Saved data entries
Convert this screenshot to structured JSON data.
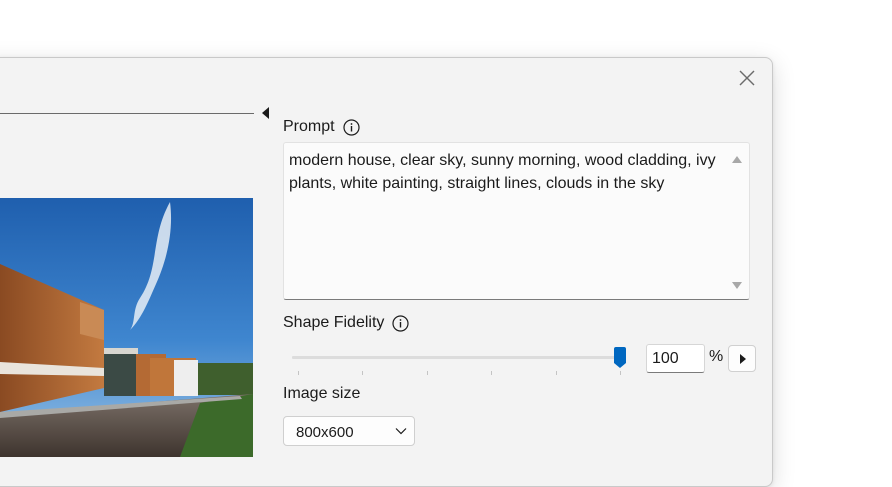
{
  "prompt": {
    "label": "Prompt",
    "text": "modern house, clear sky, sunny morning, wood cladding, ivy plants, white painting, straight lines, clouds in the sky"
  },
  "shape_fidelity": {
    "label": "Shape Fidelity",
    "value": "100",
    "unit": "%",
    "level_percent": 100
  },
  "image_size": {
    "label": "Image size",
    "selected": "800x600"
  },
  "icons": {
    "close": "close-icon",
    "info": "info-icon",
    "collapse": "collapse-left-icon",
    "step": "play-right-icon",
    "dropdown": "chevron-down-icon"
  },
  "colors": {
    "accent": "#0067c0",
    "dialog_bg": "#f3f3f3"
  }
}
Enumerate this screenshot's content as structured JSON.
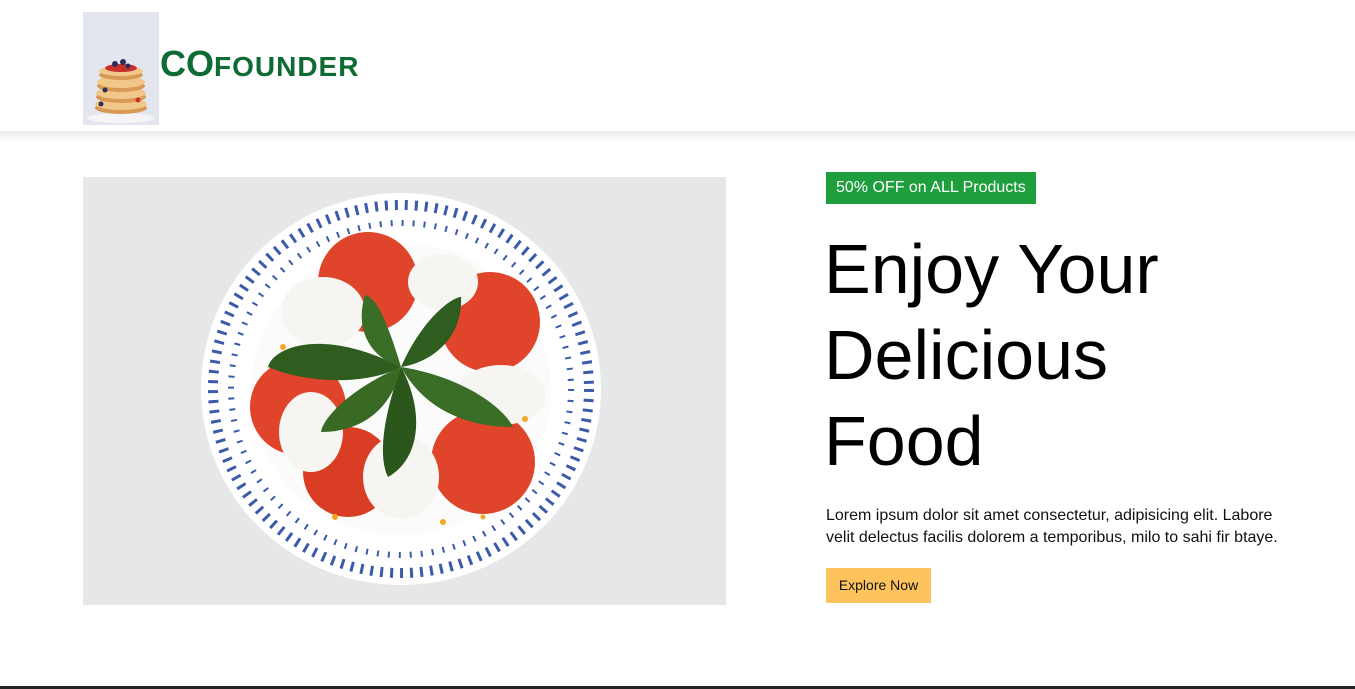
{
  "header": {
    "brand_big": "CO",
    "brand_small": "FOUNDER",
    "logo_icon": "pancake-stack-image"
  },
  "hero": {
    "image_icon": "caprese-salad-plate-image",
    "badge": "50% OFF on ALL Products",
    "headline_lines": [
      "Enjoy Your",
      "Delicious",
      "Food"
    ],
    "description": "Lorem ipsum dolor sit amet consectetur, adipisicing elit. Labore velit delectus facilis dolorem a temporibus, milo to sahi fir btaye.",
    "cta_label": "Explore Now"
  },
  "colors": {
    "brand_green": "#0d6b33",
    "badge_green": "#1e9e3c",
    "cta_yellow": "#ffc35e"
  }
}
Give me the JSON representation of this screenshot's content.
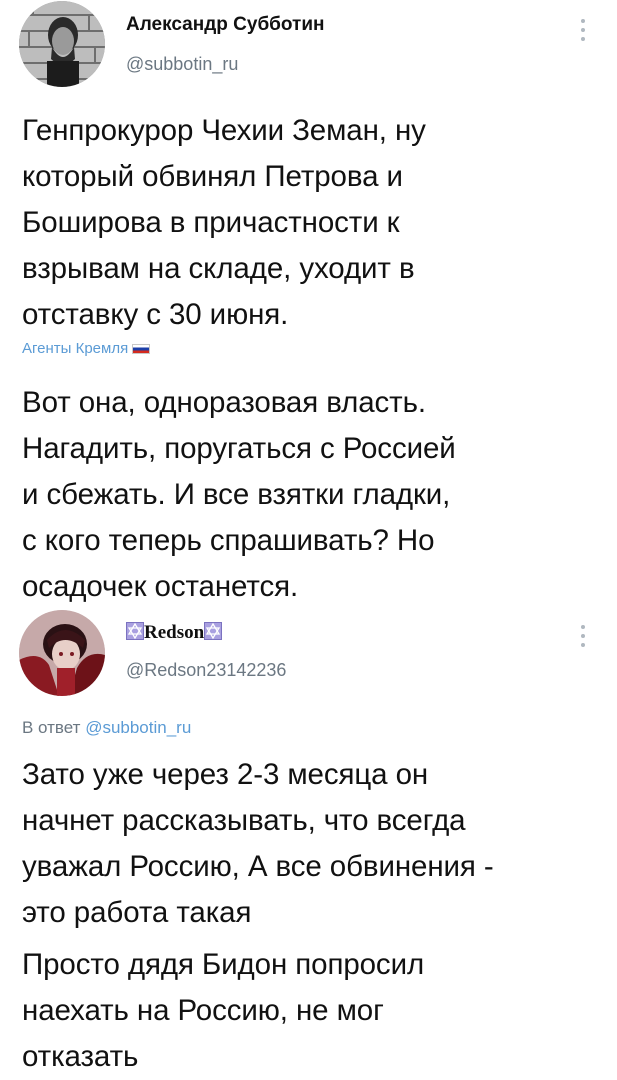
{
  "tweet1": {
    "author_name": "Александр Субботин",
    "author_handle": "@subbotin_ru",
    "body_lines": [
      "Генпрокурор Чехии Земан, ну",
      "который обвинял Петрова и",
      "Боширова в причастности к",
      "взрывам на складе, уходит в",
      "отставку с 30 июня."
    ],
    "channel_label": "Агенты Кремля",
    "channel_flag_icon": "russia-flag-icon",
    "comment_lines": [
      "Вот она, одноразовая власть.",
      "Нагадить, поругаться с Россией",
      "и сбежать. И все взятки гладки,",
      "с кого теперь спрашивать? Но",
      "осадочек останется."
    ]
  },
  "tweet2": {
    "author_name": "Redson",
    "author_decoration_icon": "star-of-david-icon",
    "author_handle": "@Redson23142236",
    "reply_prefix": "В ответ",
    "reply_handle": "@subbotin_ru",
    "body_lines": [
      "Зато уже через 2-3 месяца он",
      "начнет рассказывать, что всегда",
      "уважал Россию, А все обвинения -",
      "это работа такая"
    ],
    "body2_lines": [
      "Просто дядя Бидон попросил",
      "наехать на Россию, не мог",
      "отказать"
    ]
  },
  "colors": {
    "link": "#5b9bd5",
    "secondary_text": "#6b7782",
    "primary_text": "#111111",
    "background": "#ffffff"
  }
}
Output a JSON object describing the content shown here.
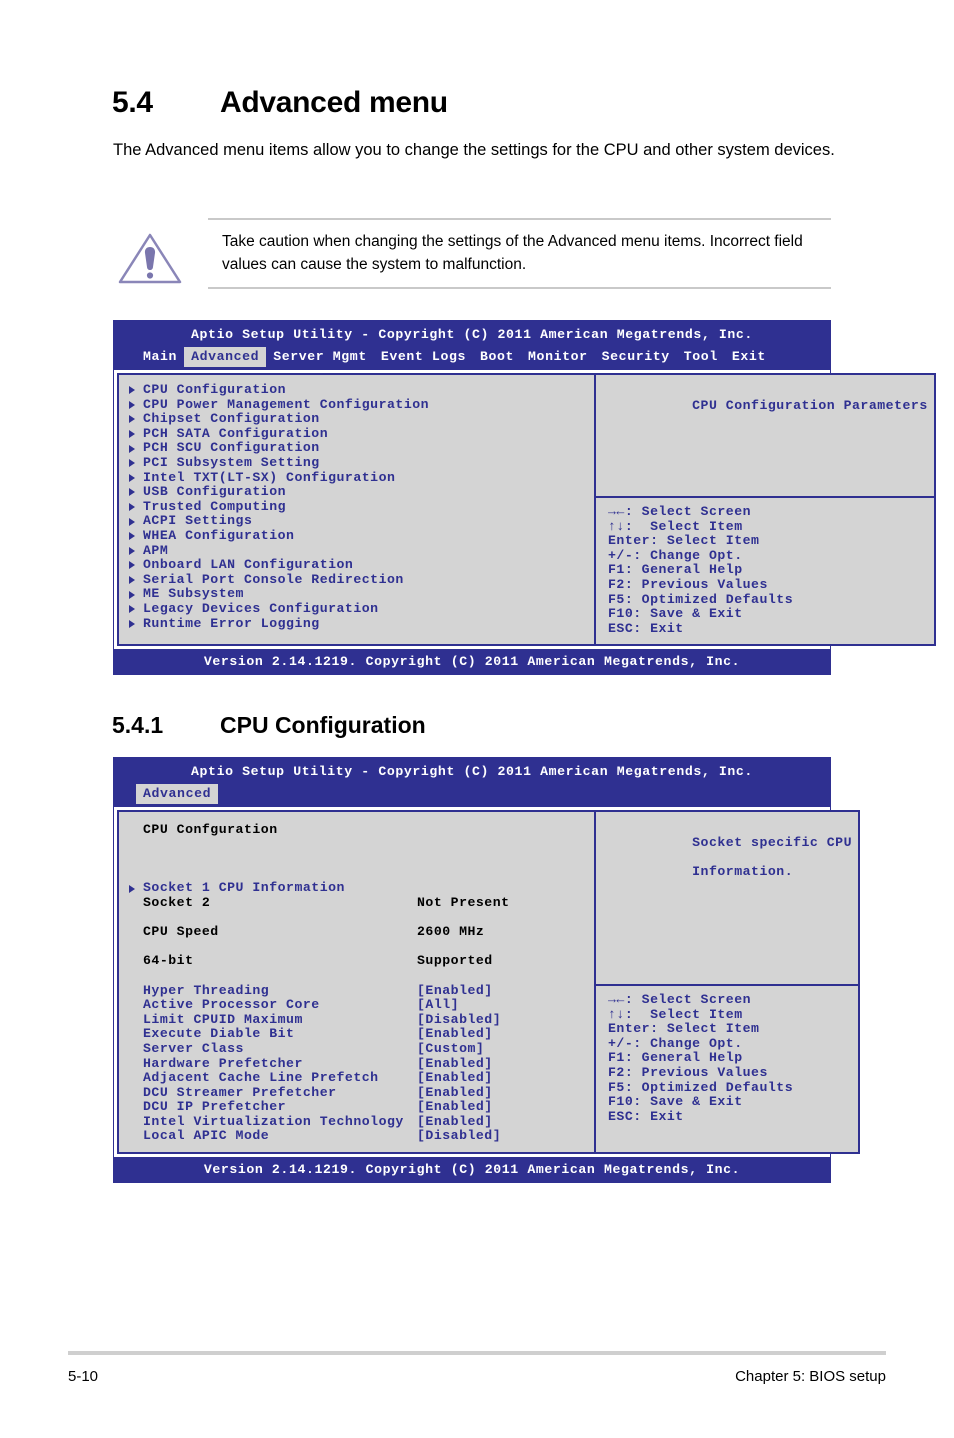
{
  "document": {
    "section_number": "5.4",
    "section_title": "Advanced menu",
    "intro": "The Advanced menu items allow you to change the settings for the CPU and other system devices.",
    "caution": "Take caution when changing the settings of the Advanced menu items. Incorrect field values can cause the system to malfunction.",
    "subsection_number": "5.4.1",
    "subsection_title": "CPU Configuration",
    "footer_page": "5-10",
    "footer_chapter": "Chapter 5: BIOS setup",
    "caution_icon": "warning-triangle-icon"
  },
  "colors": {
    "bios_blue": "#2f3091",
    "bios_panel_gray": "#d4d4d4",
    "note_icon_purple": "#8a86b8"
  },
  "bios_advanced": {
    "title": "Aptio Setup Utility - Copyright (C) 2011 American Megatrends, Inc.",
    "tabs": [
      {
        "label": "Main",
        "active": false
      },
      {
        "label": "Advanced",
        "active": true
      },
      {
        "label": "Server Mgmt",
        "active": false
      },
      {
        "label": "Event Logs",
        "active": false
      },
      {
        "label": "Boot",
        "active": false
      },
      {
        "label": "Monitor",
        "active": false
      },
      {
        "label": "Security",
        "active": false
      },
      {
        "label": "Tool",
        "active": false
      },
      {
        "label": "Exit",
        "active": false
      }
    ],
    "menu_items": [
      "CPU Configuration",
      "CPU Power Management Configuration",
      "Chipset Configuration",
      "PCH SATA Configuration",
      "PCH SCU Configuration",
      "PCI Subsystem Setting",
      "Intel TXT(LT-SX) Configuration",
      "USB Configuration",
      "Trusted Computing",
      "ACPI Settings",
      "WHEA Configuration",
      "APM",
      "Onboard LAN Configuration",
      "Serial Port Console Redirection",
      "ME Subsystem",
      "Legacy Devices Configuration",
      "Runtime Error Logging"
    ],
    "help_text": "CPU Configuration Parameters",
    "help_keys": [
      "→←: Select Screen",
      "↑↓:  Select Item",
      "Enter: Select Item",
      "+/-: Change Opt.",
      "F1: General Help",
      "F2: Previous Values",
      "F5: Optimized Defaults",
      "F10: Save & Exit",
      "ESC: Exit"
    ],
    "version": "Version 2.14.1219. Copyright (C) 2011 American Megatrends, Inc."
  },
  "bios_cpu": {
    "title": "Aptio Setup Utility - Copyright (C) 2011 American Megatrends, Inc.",
    "tabs": [
      {
        "label": "Advanced",
        "active": true
      }
    ],
    "heading": "CPU Confguration",
    "submenu": "Socket 1 CPU Information",
    "info_rows": [
      {
        "label": "Socket 2",
        "value": "Not Present"
      },
      {
        "label": "CPU Speed",
        "value": "2600 MHz"
      },
      {
        "label": "64-bit",
        "value": "Supported"
      }
    ],
    "setting_rows": [
      {
        "label": "Hyper Threading",
        "value": "[Enabled]"
      },
      {
        "label": "Active Processor Core",
        "value": "[All]"
      },
      {
        "label": "Limit CPUID Maximum",
        "value": "[Disabled]"
      },
      {
        "label": "Execute Diable Bit",
        "value": "[Enabled]"
      },
      {
        "label": "Server Class",
        "value": "[Custom]"
      },
      {
        "label": "Hardware Prefetcher",
        "value": "[Enabled]"
      },
      {
        "label": "Adjacent Cache Line Prefetch",
        "value": "[Enabled]"
      },
      {
        "label": "DCU Streamer Prefetcher",
        "value": "[Enabled]"
      },
      {
        "label": "DCU IP Prefetcher",
        "value": "[Enabled]"
      },
      {
        "label": "Intel Virtualization Technology",
        "value": "[Enabled]"
      },
      {
        "label": "Local APIC Mode",
        "value": "[Disabled]"
      }
    ],
    "help_text_line1": "Socket specific CPU",
    "help_text_line2": "Information.",
    "help_keys": [
      "→←: Select Screen",
      "↑↓:  Select Item",
      "Enter: Select Item",
      "+/-: Change Opt.",
      "F1: General Help",
      "F2: Previous Values",
      "F5: Optimized Defaults",
      "F10: Save & Exit",
      "ESC: Exit"
    ],
    "version": "Version 2.14.1219. Copyright (C) 2011 American Megatrends, Inc."
  }
}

Directions for this task »
Quote everything in the listing above exactly; pictures are the only thing to omit.

Complete output »
Convert this screenshot to structured JSON data.
{
  "prompt": {
    "label": "Prompt",
    "text": "modern house, clear sky, sunny morning, wood cladding, ivy plants, white painting, straight lines, clouds in the sky"
  },
  "shape_fidelity": {
    "label": "Shape Fidelity",
    "value": "100",
    "unit": "%",
    "level_percent": 100
  },
  "image_size": {
    "label": "Image size",
    "selected": "800x600"
  },
  "icons": {
    "close": "close-icon",
    "info": "info-icon",
    "collapse": "collapse-left-icon",
    "step": "play-right-icon",
    "dropdown": "chevron-down-icon"
  },
  "colors": {
    "accent": "#0067c0",
    "dialog_bg": "#f3f3f3"
  }
}
Enumerate this screenshot's content as structured JSON.
{
  "header": {
    "brand_big": "CO",
    "brand_small": "FOUNDER",
    "logo_icon": "pancake-stack-image"
  },
  "hero": {
    "image_icon": "caprese-salad-plate-image",
    "badge": "50% OFF on ALL Products",
    "headline_lines": [
      "Enjoy Your",
      "Delicious",
      "Food"
    ],
    "description": "Lorem ipsum dolor sit amet consectetur, adipisicing elit. Labore velit delectus facilis dolorem a temporibus, milo to sahi fir btaye.",
    "cta_label": "Explore Now"
  },
  "colors": {
    "brand_green": "#0d6b33",
    "badge_green": "#1e9e3c",
    "cta_yellow": "#ffc35e"
  }
}
Give me the JSON representation of this screenshot's content.
{
  "tweet1": {
    "author_name": "Александр Субботин",
    "author_handle": "@subbotin_ru",
    "body_lines": [
      "Генпрокурор Чехии Земан, ну",
      "который обвинял Петрова и",
      "Боширова в причастности к",
      "взрывам на складе, уходит в",
      "отставку с 30 июня."
    ],
    "channel_label": "Агенты Кремля",
    "channel_flag_icon": "russia-flag-icon",
    "comment_lines": [
      "Вот она, одноразовая власть.",
      "Нагадить, поругаться с Россией",
      "и сбежать. И все взятки гладки,",
      "с кого теперь спрашивать? Но",
      "осадочек останется."
    ]
  },
  "tweet2": {
    "author_name": "Redson",
    "author_decoration_icon": "star-of-david-icon",
    "author_handle": "@Redson23142236",
    "reply_prefix": "В ответ",
    "reply_handle": "@subbotin_ru",
    "body_lines": [
      "Зато уже через 2-3 месяца он",
      "начнет рассказывать, что всегда",
      "уважал Россию, А все обвинения -",
      "это работа такая"
    ],
    "body2_lines": [
      "Просто дядя Бидон попросил",
      "наехать на Россию, не мог",
      "отказать"
    ]
  },
  "colors": {
    "link": "#5b9bd5",
    "secondary_text": "#6b7782",
    "primary_text": "#111111",
    "background": "#ffffff"
  }
}
Output a JSON object describing the content shown here.
{
  "document": {
    "section_number": "5.4",
    "section_title": "Advanced menu",
    "intro": "The Advanced menu items allow you to change the settings for the CPU and other system devices.",
    "caution": "Take caution when changing the settings of the Advanced menu items. Incorrect field values can cause the system to malfunction.",
    "subsection_number": "5.4.1",
    "subsection_title": "CPU Configuration",
    "footer_page": "5-10",
    "footer_chapter": "Chapter 5: BIOS setup",
    "caution_icon": "warning-triangle-icon"
  },
  "colors": {
    "bios_blue": "#2f3091",
    "bios_panel_gray": "#d4d4d4",
    "note_icon_purple": "#8a86b8"
  },
  "bios_advanced": {
    "title": "Aptio Setup Utility - Copyright (C) 2011 American Megatrends, Inc.",
    "tabs": [
      {
        "label": "Main",
        "active": false
      },
      {
        "label": "Advanced",
        "active": true
      },
      {
        "label": "Server Mgmt",
        "active": false
      },
      {
        "label": "Event Logs",
        "active": false
      },
      {
        "label": "Boot",
        "active": false
      },
      {
        "label": "Monitor",
        "active": false
      },
      {
        "label": "Security",
        "active": false
      },
      {
        "label": "Tool",
        "active": false
      },
      {
        "label": "Exit",
        "active": false
      }
    ],
    "menu_items": [
      "CPU Configuration",
      "CPU Power Management Configuration",
      "Chipset Configuration",
      "PCH SATA Configuration",
      "PCH SCU Configuration",
      "PCI Subsystem Setting",
      "Intel TXT(LT-SX) Configuration",
      "USB Configuration",
      "Trusted Computing",
      "ACPI Settings",
      "WHEA Configuration",
      "APM",
      "Onboard LAN Configuration",
      "Serial Port Console Redirection",
      "ME Subsystem",
      "Legacy Devices Configuration",
      "Runtime Error Logging"
    ],
    "help_text": "CPU Configuration Parameters",
    "help_keys": [
      "→←: Select Screen",
      "↑↓:  Select Item",
      "Enter: Select Item",
      "+/-: Change Opt.",
      "F1: General Help",
      "F2: Previous Values",
      "F5: Optimized Defaults",
      "F10: Save & Exit",
      "ESC: Exit"
    ],
    "version": "Version 2.14.1219. Copyright (C) 2011 American Megatrends, Inc."
  },
  "bios_cpu": {
    "title": "Aptio Setup Utility - Copyright (C) 2011 American Megatrends, Inc.",
    "tabs": [
      {
        "label": "Advanced",
        "active": true
      }
    ],
    "heading": "CPU Confguration",
    "submenu": "Socket 1 CPU Information",
    "info_rows": [
      {
        "label": "Socket 2",
        "value": "Not Present"
      },
      {
        "label": "CPU Speed",
        "value": "2600 MHz"
      },
      {
        "label": "64-bit",
        "value": "Supported"
      }
    ],
    "setting_rows": [
      {
        "label": "Hyper Threading",
        "value": "[Enabled]"
      },
      {
        "label": "Active Processor Core",
        "value": "[All]"
      },
      {
        "label": "Limit CPUID Maximum",
        "value": "[Disabled]"
      },
      {
        "label": "Execute Diable Bit",
        "value": "[Enabled]"
      },
      {
        "label": "Server Class",
        "value": "[Custom]"
      },
      {
        "label": "Hardware Prefetcher",
        "value": "[Enabled]"
      },
      {
        "label": "Adjacent Cache Line Prefetch",
        "value": "[Enabled]"
      },
      {
        "label": "DCU Streamer Prefetcher",
        "value": "[Enabled]"
      },
      {
        "label": "DCU IP Prefetcher",
        "value": "[Enabled]"
      },
      {
        "label": "Intel Virtualization Technology",
        "value": "[Enabled]"
      },
      {
        "label": "Local APIC Mode",
        "value": "[Disabled]"
      }
    ],
    "help_text_line1": "Socket specific CPU",
    "help_text_line2": "Information.",
    "help_keys": [
      "→←: Select Screen",
      "↑↓:  Select Item",
      "Enter: Select Item",
      "+/-: Change Opt.",
      "F1: General Help",
      "F2: Previous Values",
      "F5: Optimized Defaults",
      "F10: Save & Exit",
      "ESC: Exit"
    ],
    "version": "Version 2.14.1219. Copyright (C) 2011 American Megatrends, Inc."
  }
}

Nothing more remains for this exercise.